_The data:_
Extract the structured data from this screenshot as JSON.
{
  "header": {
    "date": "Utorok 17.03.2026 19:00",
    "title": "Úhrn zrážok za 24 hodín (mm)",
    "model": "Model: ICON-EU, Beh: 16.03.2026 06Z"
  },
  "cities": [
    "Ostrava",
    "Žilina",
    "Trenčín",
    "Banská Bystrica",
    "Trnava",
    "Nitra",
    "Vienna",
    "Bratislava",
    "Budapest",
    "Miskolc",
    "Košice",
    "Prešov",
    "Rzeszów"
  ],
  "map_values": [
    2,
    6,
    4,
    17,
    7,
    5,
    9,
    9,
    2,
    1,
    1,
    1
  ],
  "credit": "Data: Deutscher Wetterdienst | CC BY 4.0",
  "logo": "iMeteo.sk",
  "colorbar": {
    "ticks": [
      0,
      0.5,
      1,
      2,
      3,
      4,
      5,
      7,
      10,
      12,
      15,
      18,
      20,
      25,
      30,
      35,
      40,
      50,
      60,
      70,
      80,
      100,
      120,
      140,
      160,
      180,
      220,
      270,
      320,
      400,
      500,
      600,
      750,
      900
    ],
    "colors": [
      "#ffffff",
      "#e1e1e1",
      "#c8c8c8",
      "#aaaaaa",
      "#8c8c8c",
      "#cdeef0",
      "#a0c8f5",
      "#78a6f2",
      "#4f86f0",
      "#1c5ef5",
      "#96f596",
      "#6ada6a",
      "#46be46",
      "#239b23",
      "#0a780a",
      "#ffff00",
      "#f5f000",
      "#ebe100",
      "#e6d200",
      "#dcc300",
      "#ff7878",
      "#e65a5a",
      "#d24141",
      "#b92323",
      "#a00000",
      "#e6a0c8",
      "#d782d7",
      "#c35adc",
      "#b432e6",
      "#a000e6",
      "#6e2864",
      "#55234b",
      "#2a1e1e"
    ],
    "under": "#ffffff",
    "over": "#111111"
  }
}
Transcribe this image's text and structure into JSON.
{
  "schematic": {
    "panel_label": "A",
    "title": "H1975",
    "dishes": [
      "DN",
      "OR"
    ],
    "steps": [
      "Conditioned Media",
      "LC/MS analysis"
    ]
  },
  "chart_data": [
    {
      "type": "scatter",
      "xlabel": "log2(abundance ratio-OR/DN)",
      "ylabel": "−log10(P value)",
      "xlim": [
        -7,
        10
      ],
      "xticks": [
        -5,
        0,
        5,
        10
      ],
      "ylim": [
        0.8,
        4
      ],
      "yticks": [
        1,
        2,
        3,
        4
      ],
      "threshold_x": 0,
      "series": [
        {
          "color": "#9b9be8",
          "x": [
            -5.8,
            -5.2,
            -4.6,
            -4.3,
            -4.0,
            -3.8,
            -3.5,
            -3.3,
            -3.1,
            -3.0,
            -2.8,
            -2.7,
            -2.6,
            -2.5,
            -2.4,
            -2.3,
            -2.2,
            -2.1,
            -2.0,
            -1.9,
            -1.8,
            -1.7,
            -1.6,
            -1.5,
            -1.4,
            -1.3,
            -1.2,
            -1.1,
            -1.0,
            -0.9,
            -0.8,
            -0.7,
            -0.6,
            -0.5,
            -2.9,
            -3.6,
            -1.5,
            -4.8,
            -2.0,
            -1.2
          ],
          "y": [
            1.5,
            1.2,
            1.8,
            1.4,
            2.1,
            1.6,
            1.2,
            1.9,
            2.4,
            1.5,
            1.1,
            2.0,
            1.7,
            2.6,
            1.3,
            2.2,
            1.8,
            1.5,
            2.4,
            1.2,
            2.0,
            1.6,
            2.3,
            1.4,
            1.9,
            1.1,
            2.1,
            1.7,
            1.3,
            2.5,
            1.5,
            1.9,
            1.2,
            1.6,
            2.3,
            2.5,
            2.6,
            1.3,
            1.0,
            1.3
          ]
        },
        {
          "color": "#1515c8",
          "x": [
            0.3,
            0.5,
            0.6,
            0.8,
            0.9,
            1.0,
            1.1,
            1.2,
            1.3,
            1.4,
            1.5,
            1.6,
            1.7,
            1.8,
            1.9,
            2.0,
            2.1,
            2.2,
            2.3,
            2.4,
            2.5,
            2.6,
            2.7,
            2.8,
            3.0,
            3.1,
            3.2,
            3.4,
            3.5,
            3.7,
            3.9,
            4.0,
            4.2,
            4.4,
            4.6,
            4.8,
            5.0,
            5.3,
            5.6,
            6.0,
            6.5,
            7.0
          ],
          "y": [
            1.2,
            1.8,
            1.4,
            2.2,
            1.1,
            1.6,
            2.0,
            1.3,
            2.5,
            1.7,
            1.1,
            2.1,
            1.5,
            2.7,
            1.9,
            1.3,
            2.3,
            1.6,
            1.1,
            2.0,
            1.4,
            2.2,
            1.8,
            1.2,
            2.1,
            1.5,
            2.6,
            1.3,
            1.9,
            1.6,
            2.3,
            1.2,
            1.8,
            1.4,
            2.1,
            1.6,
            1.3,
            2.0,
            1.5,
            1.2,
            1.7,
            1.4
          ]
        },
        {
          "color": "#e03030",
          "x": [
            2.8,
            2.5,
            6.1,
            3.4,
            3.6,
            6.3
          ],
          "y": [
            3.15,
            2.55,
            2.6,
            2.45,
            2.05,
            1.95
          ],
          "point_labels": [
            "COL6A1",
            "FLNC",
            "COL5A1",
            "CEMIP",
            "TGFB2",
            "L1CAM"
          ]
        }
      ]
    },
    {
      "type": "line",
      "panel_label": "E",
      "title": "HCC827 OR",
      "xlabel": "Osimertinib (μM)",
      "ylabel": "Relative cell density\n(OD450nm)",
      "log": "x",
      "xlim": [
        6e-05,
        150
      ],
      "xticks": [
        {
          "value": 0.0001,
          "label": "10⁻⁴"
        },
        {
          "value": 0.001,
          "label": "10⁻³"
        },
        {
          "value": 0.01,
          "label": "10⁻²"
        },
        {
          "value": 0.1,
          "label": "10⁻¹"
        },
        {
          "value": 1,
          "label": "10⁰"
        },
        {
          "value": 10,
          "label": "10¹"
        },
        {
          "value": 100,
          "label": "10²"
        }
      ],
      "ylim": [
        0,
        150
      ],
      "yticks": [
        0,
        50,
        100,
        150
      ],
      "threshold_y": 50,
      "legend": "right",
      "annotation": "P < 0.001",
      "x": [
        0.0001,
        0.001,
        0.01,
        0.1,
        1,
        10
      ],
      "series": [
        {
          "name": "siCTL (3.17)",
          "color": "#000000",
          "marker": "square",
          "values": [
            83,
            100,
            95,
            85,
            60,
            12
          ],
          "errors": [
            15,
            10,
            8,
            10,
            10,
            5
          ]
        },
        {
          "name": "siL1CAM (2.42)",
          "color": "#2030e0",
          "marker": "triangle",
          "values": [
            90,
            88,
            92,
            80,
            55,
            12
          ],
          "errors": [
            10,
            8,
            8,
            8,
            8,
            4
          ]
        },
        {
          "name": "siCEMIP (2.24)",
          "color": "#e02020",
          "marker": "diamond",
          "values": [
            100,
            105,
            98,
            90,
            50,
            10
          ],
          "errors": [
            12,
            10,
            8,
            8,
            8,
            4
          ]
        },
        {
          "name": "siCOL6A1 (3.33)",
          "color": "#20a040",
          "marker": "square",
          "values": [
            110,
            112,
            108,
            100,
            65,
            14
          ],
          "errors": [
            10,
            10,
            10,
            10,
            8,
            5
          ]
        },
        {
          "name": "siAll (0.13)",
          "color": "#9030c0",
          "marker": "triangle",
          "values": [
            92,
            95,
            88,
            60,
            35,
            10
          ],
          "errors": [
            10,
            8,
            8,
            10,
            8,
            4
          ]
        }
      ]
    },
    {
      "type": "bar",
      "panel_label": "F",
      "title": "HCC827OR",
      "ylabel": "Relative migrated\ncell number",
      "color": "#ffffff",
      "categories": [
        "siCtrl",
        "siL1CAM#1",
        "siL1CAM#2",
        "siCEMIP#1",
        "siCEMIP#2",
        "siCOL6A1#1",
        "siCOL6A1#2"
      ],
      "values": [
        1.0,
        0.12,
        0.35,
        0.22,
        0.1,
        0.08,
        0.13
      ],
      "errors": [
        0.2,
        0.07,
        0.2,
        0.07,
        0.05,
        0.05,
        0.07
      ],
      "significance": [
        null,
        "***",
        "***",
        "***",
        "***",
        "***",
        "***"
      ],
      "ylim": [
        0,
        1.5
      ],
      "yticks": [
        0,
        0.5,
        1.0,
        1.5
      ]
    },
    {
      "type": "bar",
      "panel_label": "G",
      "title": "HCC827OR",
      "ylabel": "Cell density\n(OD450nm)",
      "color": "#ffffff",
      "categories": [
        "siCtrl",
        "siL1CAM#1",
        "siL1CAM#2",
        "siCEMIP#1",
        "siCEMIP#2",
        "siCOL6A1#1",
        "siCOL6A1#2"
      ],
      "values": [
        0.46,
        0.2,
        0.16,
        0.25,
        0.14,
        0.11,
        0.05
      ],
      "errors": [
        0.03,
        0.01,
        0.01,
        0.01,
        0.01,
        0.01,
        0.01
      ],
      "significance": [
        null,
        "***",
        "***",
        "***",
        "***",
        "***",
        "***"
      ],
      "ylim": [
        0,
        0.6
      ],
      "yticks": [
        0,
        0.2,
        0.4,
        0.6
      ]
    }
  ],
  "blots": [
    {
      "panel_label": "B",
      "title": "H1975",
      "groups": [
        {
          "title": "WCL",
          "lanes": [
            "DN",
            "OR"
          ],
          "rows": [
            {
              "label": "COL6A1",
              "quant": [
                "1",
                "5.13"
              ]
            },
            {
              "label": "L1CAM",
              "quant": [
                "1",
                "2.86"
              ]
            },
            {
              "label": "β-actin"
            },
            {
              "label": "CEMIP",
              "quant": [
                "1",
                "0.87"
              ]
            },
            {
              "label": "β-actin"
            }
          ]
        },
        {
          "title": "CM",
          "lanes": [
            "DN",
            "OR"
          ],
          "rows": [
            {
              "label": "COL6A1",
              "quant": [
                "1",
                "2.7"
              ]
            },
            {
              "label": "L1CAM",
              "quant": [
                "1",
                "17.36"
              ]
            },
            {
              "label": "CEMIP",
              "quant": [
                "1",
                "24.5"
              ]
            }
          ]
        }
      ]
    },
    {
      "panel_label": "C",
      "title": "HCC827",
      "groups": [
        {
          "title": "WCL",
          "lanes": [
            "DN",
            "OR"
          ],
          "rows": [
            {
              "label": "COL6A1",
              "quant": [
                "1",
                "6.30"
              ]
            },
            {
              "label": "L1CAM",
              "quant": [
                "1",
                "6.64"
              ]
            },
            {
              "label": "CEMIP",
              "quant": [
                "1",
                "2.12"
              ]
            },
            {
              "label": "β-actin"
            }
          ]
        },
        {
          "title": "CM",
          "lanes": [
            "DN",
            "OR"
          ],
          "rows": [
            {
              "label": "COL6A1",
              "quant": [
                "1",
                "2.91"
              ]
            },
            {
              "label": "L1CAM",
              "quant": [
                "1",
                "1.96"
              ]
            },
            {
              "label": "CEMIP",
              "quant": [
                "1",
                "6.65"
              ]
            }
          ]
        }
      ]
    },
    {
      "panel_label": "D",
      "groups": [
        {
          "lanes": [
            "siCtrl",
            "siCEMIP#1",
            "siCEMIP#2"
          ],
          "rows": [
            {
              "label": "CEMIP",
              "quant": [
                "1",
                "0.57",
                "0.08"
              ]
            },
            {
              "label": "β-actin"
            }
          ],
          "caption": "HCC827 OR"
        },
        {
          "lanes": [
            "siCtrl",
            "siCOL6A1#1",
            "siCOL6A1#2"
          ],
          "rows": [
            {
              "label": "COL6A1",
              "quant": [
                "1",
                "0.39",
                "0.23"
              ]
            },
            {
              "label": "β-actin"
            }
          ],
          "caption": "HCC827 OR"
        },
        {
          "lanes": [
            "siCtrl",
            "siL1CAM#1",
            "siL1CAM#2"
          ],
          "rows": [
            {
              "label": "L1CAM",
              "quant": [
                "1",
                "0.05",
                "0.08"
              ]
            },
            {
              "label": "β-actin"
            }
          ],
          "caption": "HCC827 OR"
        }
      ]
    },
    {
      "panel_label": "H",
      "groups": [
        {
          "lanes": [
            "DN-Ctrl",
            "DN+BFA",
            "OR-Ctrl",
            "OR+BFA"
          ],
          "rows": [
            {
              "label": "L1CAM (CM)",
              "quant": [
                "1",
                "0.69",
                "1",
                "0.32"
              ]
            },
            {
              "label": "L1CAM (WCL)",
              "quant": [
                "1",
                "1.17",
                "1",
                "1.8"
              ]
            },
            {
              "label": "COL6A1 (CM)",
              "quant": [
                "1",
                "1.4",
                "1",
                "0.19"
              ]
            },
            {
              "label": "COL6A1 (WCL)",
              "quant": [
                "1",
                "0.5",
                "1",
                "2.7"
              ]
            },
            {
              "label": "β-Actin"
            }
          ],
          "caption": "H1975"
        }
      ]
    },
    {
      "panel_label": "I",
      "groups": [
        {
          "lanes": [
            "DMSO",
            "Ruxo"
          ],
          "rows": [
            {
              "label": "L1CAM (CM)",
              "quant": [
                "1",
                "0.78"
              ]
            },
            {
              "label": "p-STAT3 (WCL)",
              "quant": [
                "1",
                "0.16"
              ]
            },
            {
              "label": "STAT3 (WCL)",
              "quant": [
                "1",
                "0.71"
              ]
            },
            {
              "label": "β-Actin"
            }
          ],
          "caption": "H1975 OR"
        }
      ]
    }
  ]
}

_To do:_ Locate all lines in the listing above with the word "Relative" and copy them.

_Final result:_
      "ylabel": "Relative cell density\n(OD450nm)",
      "ylabel": "Relative migrated\ncell number",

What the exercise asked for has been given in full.